(What this task involves): Can you copy the listing word for word, starting from its first line and stopping after the line that contains "- data-point: [912, 661, 937, 686]", with that line included?

■ ■ ■ ■

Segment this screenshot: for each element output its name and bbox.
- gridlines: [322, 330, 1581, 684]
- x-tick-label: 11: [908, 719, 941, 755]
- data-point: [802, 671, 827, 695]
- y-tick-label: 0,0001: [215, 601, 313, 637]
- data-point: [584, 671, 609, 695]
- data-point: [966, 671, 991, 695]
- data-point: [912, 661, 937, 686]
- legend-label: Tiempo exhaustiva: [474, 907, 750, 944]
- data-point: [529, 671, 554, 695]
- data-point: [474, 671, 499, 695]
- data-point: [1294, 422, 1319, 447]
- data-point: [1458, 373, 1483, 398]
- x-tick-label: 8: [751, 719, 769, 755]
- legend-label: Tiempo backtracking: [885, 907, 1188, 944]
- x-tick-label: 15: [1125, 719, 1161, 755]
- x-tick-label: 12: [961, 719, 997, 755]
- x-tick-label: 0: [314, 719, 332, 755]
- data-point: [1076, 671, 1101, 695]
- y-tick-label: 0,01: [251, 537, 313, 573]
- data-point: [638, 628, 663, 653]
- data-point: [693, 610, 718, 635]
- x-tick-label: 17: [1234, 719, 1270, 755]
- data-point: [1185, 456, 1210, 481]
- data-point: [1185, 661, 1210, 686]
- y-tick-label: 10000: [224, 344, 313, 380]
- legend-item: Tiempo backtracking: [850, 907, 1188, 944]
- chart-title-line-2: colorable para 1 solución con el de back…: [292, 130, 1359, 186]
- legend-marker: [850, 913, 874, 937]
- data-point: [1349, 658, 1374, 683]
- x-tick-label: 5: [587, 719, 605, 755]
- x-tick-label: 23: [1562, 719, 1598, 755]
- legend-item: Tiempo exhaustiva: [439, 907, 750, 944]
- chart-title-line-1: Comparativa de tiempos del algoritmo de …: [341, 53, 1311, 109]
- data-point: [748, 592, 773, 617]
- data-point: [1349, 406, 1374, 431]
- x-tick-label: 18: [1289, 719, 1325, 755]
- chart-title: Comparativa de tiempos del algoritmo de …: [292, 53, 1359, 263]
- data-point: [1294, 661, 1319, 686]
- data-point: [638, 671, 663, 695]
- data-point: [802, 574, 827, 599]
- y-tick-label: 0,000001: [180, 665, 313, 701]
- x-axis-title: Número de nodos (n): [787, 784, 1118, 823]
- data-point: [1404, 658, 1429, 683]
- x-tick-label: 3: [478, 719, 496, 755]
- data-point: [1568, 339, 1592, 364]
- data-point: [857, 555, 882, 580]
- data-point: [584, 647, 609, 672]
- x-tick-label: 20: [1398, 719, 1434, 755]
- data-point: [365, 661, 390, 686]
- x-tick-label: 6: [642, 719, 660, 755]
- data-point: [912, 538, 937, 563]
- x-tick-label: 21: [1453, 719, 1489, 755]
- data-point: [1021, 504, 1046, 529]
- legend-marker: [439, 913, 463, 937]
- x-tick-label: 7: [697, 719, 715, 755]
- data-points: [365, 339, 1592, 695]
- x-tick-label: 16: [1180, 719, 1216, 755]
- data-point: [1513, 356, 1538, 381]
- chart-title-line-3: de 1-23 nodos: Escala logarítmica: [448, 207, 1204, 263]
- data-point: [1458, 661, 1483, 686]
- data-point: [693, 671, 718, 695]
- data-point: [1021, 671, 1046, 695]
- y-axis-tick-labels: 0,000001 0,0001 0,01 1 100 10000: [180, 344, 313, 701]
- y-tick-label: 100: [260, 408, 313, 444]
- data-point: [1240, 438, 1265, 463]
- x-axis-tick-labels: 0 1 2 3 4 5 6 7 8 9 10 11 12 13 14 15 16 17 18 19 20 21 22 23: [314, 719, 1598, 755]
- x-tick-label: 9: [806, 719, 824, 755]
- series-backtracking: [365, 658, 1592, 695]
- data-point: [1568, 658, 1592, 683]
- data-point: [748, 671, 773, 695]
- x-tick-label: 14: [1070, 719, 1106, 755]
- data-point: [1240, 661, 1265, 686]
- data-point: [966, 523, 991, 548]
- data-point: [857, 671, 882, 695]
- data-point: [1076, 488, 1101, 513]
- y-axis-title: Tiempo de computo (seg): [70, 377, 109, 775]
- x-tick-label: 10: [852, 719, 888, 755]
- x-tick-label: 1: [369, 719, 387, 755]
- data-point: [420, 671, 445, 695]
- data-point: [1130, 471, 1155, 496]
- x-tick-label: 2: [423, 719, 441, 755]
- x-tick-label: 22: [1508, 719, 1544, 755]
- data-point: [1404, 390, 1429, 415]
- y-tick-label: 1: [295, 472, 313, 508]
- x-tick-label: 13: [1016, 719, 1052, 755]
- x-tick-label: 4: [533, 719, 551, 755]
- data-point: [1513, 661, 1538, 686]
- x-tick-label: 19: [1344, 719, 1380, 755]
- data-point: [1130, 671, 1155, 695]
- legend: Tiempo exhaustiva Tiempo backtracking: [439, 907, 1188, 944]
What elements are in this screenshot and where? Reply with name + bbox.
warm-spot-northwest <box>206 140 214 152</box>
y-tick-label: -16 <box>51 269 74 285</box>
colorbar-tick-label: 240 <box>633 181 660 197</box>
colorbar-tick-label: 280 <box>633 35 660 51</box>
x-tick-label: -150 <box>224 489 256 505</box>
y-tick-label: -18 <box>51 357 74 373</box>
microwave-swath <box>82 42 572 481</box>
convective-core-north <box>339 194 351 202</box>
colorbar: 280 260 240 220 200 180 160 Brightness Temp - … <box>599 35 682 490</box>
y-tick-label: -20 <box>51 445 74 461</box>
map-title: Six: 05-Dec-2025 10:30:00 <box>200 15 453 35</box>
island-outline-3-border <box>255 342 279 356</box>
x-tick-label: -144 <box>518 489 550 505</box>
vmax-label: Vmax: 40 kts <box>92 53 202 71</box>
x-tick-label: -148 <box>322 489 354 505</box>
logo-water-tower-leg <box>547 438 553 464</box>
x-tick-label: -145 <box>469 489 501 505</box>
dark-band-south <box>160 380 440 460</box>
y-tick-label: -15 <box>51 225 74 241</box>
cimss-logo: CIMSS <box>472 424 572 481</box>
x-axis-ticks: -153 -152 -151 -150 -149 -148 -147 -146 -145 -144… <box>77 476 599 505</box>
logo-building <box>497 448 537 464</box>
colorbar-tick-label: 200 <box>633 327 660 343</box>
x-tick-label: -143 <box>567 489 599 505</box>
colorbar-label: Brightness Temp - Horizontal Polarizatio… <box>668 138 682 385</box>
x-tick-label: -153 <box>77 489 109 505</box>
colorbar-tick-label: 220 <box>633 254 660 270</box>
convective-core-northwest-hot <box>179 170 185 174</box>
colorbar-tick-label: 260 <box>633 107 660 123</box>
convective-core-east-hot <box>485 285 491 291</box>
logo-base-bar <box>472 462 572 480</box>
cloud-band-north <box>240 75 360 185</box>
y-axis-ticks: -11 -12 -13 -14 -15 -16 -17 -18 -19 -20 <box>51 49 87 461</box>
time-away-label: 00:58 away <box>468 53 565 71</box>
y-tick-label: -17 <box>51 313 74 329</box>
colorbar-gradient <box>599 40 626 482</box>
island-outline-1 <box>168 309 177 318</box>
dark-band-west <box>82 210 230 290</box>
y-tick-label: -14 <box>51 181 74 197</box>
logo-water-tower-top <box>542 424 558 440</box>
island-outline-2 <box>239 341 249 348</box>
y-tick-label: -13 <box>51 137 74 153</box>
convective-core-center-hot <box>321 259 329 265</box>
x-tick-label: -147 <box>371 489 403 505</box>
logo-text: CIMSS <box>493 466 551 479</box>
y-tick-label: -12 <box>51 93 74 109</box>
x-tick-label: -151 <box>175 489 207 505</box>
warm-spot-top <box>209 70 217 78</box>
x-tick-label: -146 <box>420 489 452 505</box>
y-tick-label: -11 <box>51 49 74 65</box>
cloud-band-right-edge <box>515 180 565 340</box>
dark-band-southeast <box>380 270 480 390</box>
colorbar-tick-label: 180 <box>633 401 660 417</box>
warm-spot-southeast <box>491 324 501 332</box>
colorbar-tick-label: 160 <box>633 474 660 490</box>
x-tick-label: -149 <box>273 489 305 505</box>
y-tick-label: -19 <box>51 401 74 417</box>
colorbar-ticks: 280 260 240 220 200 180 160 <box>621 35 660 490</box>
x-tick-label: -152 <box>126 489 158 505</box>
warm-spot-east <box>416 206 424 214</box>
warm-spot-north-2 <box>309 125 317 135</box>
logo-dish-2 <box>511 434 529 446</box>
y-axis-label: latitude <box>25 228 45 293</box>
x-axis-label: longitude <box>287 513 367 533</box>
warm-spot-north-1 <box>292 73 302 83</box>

■ ■ ■ ■

(Completed task):
Segment this screenshot: for each element output its name and bbox.
- gridlines: [322, 330, 1581, 684]
- x-tick-label: 11: [908, 719, 941, 755]
- data-point: [802, 671, 827, 695]
- y-tick-label: 0,0001: [215, 601, 313, 637]
- data-point: [584, 671, 609, 695]
- data-point: [966, 671, 991, 695]
- data-point: [912, 661, 937, 686]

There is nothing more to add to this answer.